(Some records)
——

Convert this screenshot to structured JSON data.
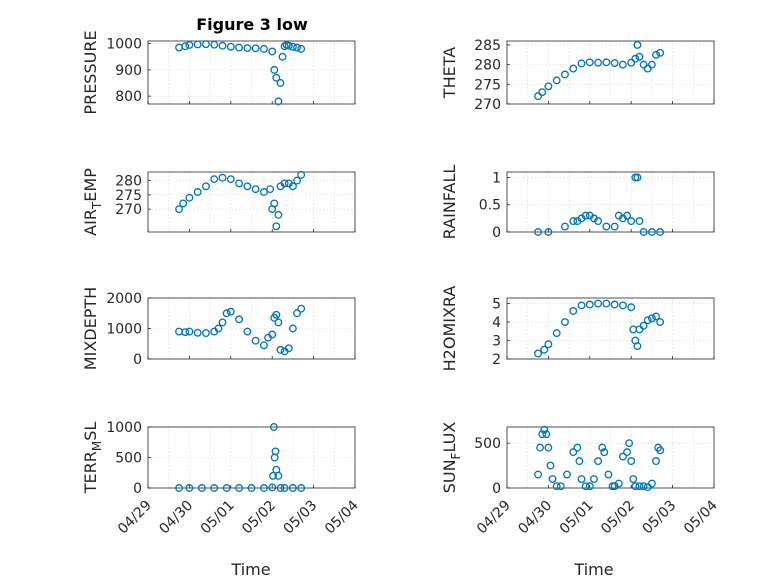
{
  "figure": {
    "title": "Figure 3 low",
    "xlabel": "Time"
  },
  "chart_data": [
    {
      "type": "scatter",
      "ylabel": "PRESSURE",
      "ylim": [
        770,
        1010
      ],
      "yticks": [
        800,
        900,
        1000
      ],
      "yticklabels": [
        "800",
        "900",
        "1000"
      ],
      "x": [
        0.75,
        0.9,
        1.0,
        1.2,
        1.4,
        1.6,
        1.8,
        2.0,
        2.2,
        2.4,
        2.6,
        2.8,
        3.0,
        3.05,
        3.1,
        3.15,
        3.2,
        3.25,
        3.3,
        3.35,
        3.4,
        3.5,
        3.6,
        3.7
      ],
      "y": [
        985,
        990,
        995,
        997,
        998,
        996,
        992,
        988,
        985,
        983,
        982,
        980,
        970,
        900,
        870,
        780,
        850,
        950,
        990,
        995,
        992,
        988,
        985,
        980
      ]
    },
    {
      "type": "scatter",
      "ylabel": "THETA",
      "ylim": [
        270,
        286
      ],
      "yticks": [
        270,
        275,
        280,
        285
      ],
      "yticklabels": [
        "270",
        "275",
        "280",
        "285"
      ],
      "x": [
        0.75,
        0.85,
        1.0,
        1.2,
        1.4,
        1.6,
        1.8,
        2.0,
        2.2,
        2.4,
        2.6,
        2.8,
        3.0,
        3.1,
        3.15,
        3.2,
        3.3,
        3.4,
        3.5,
        3.6,
        3.7
      ],
      "y": [
        272,
        273,
        274.5,
        276,
        277.5,
        279,
        280.3,
        280.6,
        280.5,
        280.6,
        280.4,
        280.0,
        280.5,
        281.5,
        285,
        282,
        280,
        279,
        280,
        282.5,
        283
      ]
    },
    {
      "type": "scatter",
      "ylabel": "AIR_TEMP",
      "ylim": [
        262,
        283
      ],
      "yticks": [
        270,
        275,
        280
      ],
      "yticklabels": [
        "270",
        "275",
        "280"
      ],
      "x": [
        0.75,
        0.85,
        1.0,
        1.2,
        1.4,
        1.6,
        1.8,
        2.0,
        2.2,
        2.4,
        2.6,
        2.8,
        2.95,
        3.0,
        3.05,
        3.1,
        3.15,
        3.2,
        3.3,
        3.4,
        3.5,
        3.6,
        3.7
      ],
      "y": [
        270,
        272,
        274,
        276,
        278,
        280.5,
        281,
        280.5,
        279,
        278,
        277,
        276,
        277,
        270,
        272,
        264,
        268,
        278,
        279,
        279,
        278,
        280,
        282
      ]
    },
    {
      "type": "scatter",
      "ylabel": "RAINFALL",
      "ylim": [
        0,
        1.1
      ],
      "yticks": [
        0,
        0.5,
        1
      ],
      "yticklabels": [
        "0",
        "0.5",
        "1"
      ],
      "x": [
        0.75,
        1.0,
        1.4,
        1.6,
        1.7,
        1.8,
        1.9,
        2.0,
        2.1,
        2.2,
        2.4,
        2.6,
        2.7,
        2.8,
        2.9,
        3.0,
        3.1,
        3.15,
        3.2,
        3.3,
        3.5,
        3.7
      ],
      "y": [
        0,
        0,
        0.1,
        0.2,
        0.2,
        0.25,
        0.3,
        0.3,
        0.25,
        0.2,
        0.1,
        0.1,
        0.3,
        0.25,
        0.3,
        0.2,
        1.0,
        1.0,
        0.2,
        0,
        0,
        0
      ]
    },
    {
      "type": "scatter",
      "ylabel": "MIXDEPTH",
      "ylim": [
        0,
        2000
      ],
      "yticks": [
        0,
        1000,
        2000
      ],
      "yticklabels": [
        "0",
        "1000",
        "2000"
      ],
      "x": [
        0.75,
        0.9,
        1.0,
        1.2,
        1.4,
        1.6,
        1.7,
        1.8,
        1.9,
        2.0,
        2.2,
        2.4,
        2.6,
        2.8,
        2.9,
        3.0,
        3.05,
        3.1,
        3.15,
        3.2,
        3.3,
        3.4,
        3.5,
        3.6,
        3.7
      ],
      "y": [
        900,
        880,
        900,
        860,
        850,
        900,
        1000,
        1200,
        1500,
        1550,
        1300,
        900,
        600,
        450,
        700,
        800,
        1350,
        1450,
        1200,
        300,
        250,
        350,
        1000,
        1500,
        1650
      ]
    },
    {
      "type": "scatter",
      "ylabel": "H2OMIXRA",
      "ylim": [
        2,
        5.3
      ],
      "yticks": [
        2,
        3,
        4,
        5
      ],
      "yticklabels": [
        "2",
        "3",
        "4",
        "5"
      ],
      "x": [
        0.75,
        0.9,
        1.0,
        1.2,
        1.4,
        1.6,
        1.8,
        2.0,
        2.2,
        2.4,
        2.6,
        2.8,
        3.0,
        3.05,
        3.1,
        3.15,
        3.2,
        3.3,
        3.4,
        3.5,
        3.6,
        3.7
      ],
      "y": [
        2.3,
        2.5,
        2.8,
        3.4,
        4.0,
        4.6,
        4.9,
        4.95,
        5.0,
        5.0,
        4.95,
        4.9,
        4.8,
        3.6,
        3.0,
        2.7,
        3.6,
        3.8,
        4.1,
        4.2,
        4.3,
        4.0
      ]
    },
    {
      "type": "scatter",
      "ylabel": "TERR_MSL",
      "ylim": [
        0,
        1000
      ],
      "yticks": [
        0,
        500,
        1000
      ],
      "yticklabels": [
        "0",
        "500",
        "1000"
      ],
      "x": [
        0.75,
        1.0,
        1.3,
        1.6,
        1.9,
        2.2,
        2.5,
        2.8,
        3.0,
        3.02,
        3.04,
        3.06,
        3.08,
        3.1,
        3.15,
        3.2,
        3.3,
        3.5,
        3.7
      ],
      "y": [
        0,
        0,
        0,
        0,
        0,
        0,
        0,
        0,
        10,
        200,
        1000,
        500,
        600,
        300,
        200,
        0,
        0,
        0,
        0
      ]
    },
    {
      "type": "scatter",
      "ylabel": "SUN_FLUX",
      "ylim": [
        0,
        680
      ],
      "yticks": [
        0,
        500
      ],
      "yticklabels": [
        "0",
        "500"
      ],
      "x": [
        0.75,
        0.8,
        0.85,
        0.9,
        0.95,
        1.0,
        1.05,
        1.1,
        1.2,
        1.3,
        1.45,
        1.6,
        1.7,
        1.75,
        1.8,
        1.9,
        2.0,
        2.1,
        2.2,
        2.3,
        2.35,
        2.45,
        2.55,
        2.6,
        2.7,
        2.8,
        2.9,
        2.95,
        3.0,
        3.05,
        3.1,
        3.2,
        3.3,
        3.4,
        3.5,
        3.6,
        3.65,
        3.7
      ],
      "y": [
        150,
        450,
        600,
        650,
        600,
        450,
        250,
        100,
        20,
        20,
        150,
        400,
        450,
        300,
        100,
        20,
        20,
        100,
        300,
        450,
        400,
        150,
        20,
        20,
        50,
        350,
        400,
        500,
        300,
        100,
        20,
        20,
        20,
        10,
        50,
        300,
        450,
        420
      ]
    }
  ]
}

——

## WRITTEN TASK
Quote everything in the listing above exactly; pictures are the only thing to omit.

## SOLUTION TO THIS TASK
Convert this screenshot to structured JSON data.
{
  "figure": {
    "title": "Figure 3 low",
    "xlabel": "Time"
  },
  "chart_data": [
    {
      "type": "scatter",
      "ylabel": "PRESSURE",
      "ylim": [
        770,
        1010
      ],
      "yticks": [
        800,
        900,
        1000
      ],
      "yticklabels": [
        "800",
        "900",
        "1000"
      ],
      "x": [
        0.75,
        0.9,
        1.0,
        1.2,
        1.4,
        1.6,
        1.8,
        2.0,
        2.2,
        2.4,
        2.6,
        2.8,
        3.0,
        3.05,
        3.1,
        3.15,
        3.2,
        3.25,
        3.3,
        3.35,
        3.4,
        3.5,
        3.6,
        3.7
      ],
      "y": [
        985,
        990,
        995,
        997,
        998,
        996,
        992,
        988,
        985,
        983,
        982,
        980,
        970,
        900,
        870,
        780,
        850,
        950,
        990,
        995,
        992,
        988,
        985,
        980
      ]
    },
    {
      "type": "scatter",
      "ylabel": "THETA",
      "ylim": [
        270,
        286
      ],
      "yticks": [
        270,
        275,
        280,
        285
      ],
      "yticklabels": [
        "270",
        "275",
        "280",
        "285"
      ],
      "x": [
        0.75,
        0.85,
        1.0,
        1.2,
        1.4,
        1.6,
        1.8,
        2.0,
        2.2,
        2.4,
        2.6,
        2.8,
        3.0,
        3.1,
        3.15,
        3.2,
        3.3,
        3.4,
        3.5,
        3.6,
        3.7
      ],
      "y": [
        272,
        273,
        274.5,
        276,
        277.5,
        279,
        280.3,
        280.6,
        280.5,
        280.6,
        280.4,
        280.0,
        280.5,
        281.5,
        285,
        282,
        280,
        279,
        280,
        282.5,
        283
      ]
    },
    {
      "type": "scatter",
      "ylabel": "AIR_TEMP",
      "ylim": [
        262,
        283
      ],
      "yticks": [
        270,
        275,
        280
      ],
      "yticklabels": [
        "270",
        "275",
        "280"
      ],
      "x": [
        0.75,
        0.85,
        1.0,
        1.2,
        1.4,
        1.6,
        1.8,
        2.0,
        2.2,
        2.4,
        2.6,
        2.8,
        2.95,
        3.0,
        3.05,
        3.1,
        3.15,
        3.2,
        3.3,
        3.4,
        3.5,
        3.6,
        3.7
      ],
      "y": [
        270,
        272,
        274,
        276,
        278,
        280.5,
        281,
        280.5,
        279,
        278,
        277,
        276,
        277,
        270,
        272,
        264,
        268,
        278,
        279,
        279,
        278,
        280,
        282
      ]
    },
    {
      "type": "scatter",
      "ylabel": "RAINFALL",
      "ylim": [
        0,
        1.1
      ],
      "yticks": [
        0,
        0.5,
        1
      ],
      "yticklabels": [
        "0",
        "0.5",
        "1"
      ],
      "x": [
        0.75,
        1.0,
        1.4,
        1.6,
        1.7,
        1.8,
        1.9,
        2.0,
        2.1,
        2.2,
        2.4,
        2.6,
        2.7,
        2.8,
        2.9,
        3.0,
        3.1,
        3.15,
        3.2,
        3.3,
        3.5,
        3.7
      ],
      "y": [
        0,
        0,
        0.1,
        0.2,
        0.2,
        0.25,
        0.3,
        0.3,
        0.25,
        0.2,
        0.1,
        0.1,
        0.3,
        0.25,
        0.3,
        0.2,
        1.0,
        1.0,
        0.2,
        0,
        0,
        0
      ]
    },
    {
      "type": "scatter",
      "ylabel": "MIXDEPTH",
      "ylim": [
        0,
        2000
      ],
      "yticks": [
        0,
        1000,
        2000
      ],
      "yticklabels": [
        "0",
        "1000",
        "2000"
      ],
      "x": [
        0.75,
        0.9,
        1.0,
        1.2,
        1.4,
        1.6,
        1.7,
        1.8,
        1.9,
        2.0,
        2.2,
        2.4,
        2.6,
        2.8,
        2.9,
        3.0,
        3.05,
        3.1,
        3.15,
        3.2,
        3.3,
        3.4,
        3.5,
        3.6,
        3.7
      ],
      "y": [
        900,
        880,
        900,
        860,
        850,
        900,
        1000,
        1200,
        1500,
        1550,
        1300,
        900,
        600,
        450,
        700,
        800,
        1350,
        1450,
        1200,
        300,
        250,
        350,
        1000,
        1500,
        1650
      ]
    },
    {
      "type": "scatter",
      "ylabel": "H2OMIXRA",
      "ylim": [
        2,
        5.3
      ],
      "yticks": [
        2,
        3,
        4,
        5
      ],
      "yticklabels": [
        "2",
        "3",
        "4",
        "5"
      ],
      "x": [
        0.75,
        0.9,
        1.0,
        1.2,
        1.4,
        1.6,
        1.8,
        2.0,
        2.2,
        2.4,
        2.6,
        2.8,
        3.0,
        3.05,
        3.1,
        3.15,
        3.2,
        3.3,
        3.4,
        3.5,
        3.6,
        3.7
      ],
      "y": [
        2.3,
        2.5,
        2.8,
        3.4,
        4.0,
        4.6,
        4.9,
        4.95,
        5.0,
        5.0,
        4.95,
        4.9,
        4.8,
        3.6,
        3.0,
        2.7,
        3.6,
        3.8,
        4.1,
        4.2,
        4.3,
        4.0
      ]
    },
    {
      "type": "scatter",
      "ylabel": "TERR_MSL",
      "ylim": [
        0,
        1000
      ],
      "yticks": [
        0,
        500,
        1000
      ],
      "yticklabels": [
        "0",
        "500",
        "1000"
      ],
      "x": [
        0.75,
        1.0,
        1.3,
        1.6,
        1.9,
        2.2,
        2.5,
        2.8,
        3.0,
        3.02,
        3.04,
        3.06,
        3.08,
        3.1,
        3.15,
        3.2,
        3.3,
        3.5,
        3.7
      ],
      "y": [
        0,
        0,
        0,
        0,
        0,
        0,
        0,
        0,
        10,
        200,
        1000,
        500,
        600,
        300,
        200,
        0,
        0,
        0,
        0
      ]
    },
    {
      "type": "scatter",
      "ylabel": "SUN_FLUX",
      "ylim": [
        0,
        680
      ],
      "yticks": [
        0,
        500
      ],
      "yticklabels": [
        "0",
        "500"
      ],
      "x": [
        0.75,
        0.8,
        0.85,
        0.9,
        0.95,
        1.0,
        1.05,
        1.1,
        1.2,
        1.3,
        1.45,
        1.6,
        1.7,
        1.75,
        1.8,
        1.9,
        2.0,
        2.1,
        2.2,
        2.3,
        2.35,
        2.45,
        2.55,
        2.6,
        2.7,
        2.8,
        2.9,
        2.95,
        3.0,
        3.05,
        3.1,
        3.2,
        3.3,
        3.4,
        3.5,
        3.6,
        3.65,
        3.7
      ],
      "y": [
        150,
        450,
        600,
        650,
        600,
        450,
        250,
        100,
        20,
        20,
        150,
        400,
        450,
        300,
        100,
        20,
        20,
        100,
        300,
        450,
        400,
        150,
        20,
        20,
        50,
        350,
        400,
        500,
        300,
        100,
        20,
        20,
        20,
        10,
        50,
        300,
        450,
        420
      ]
    }
  ]
}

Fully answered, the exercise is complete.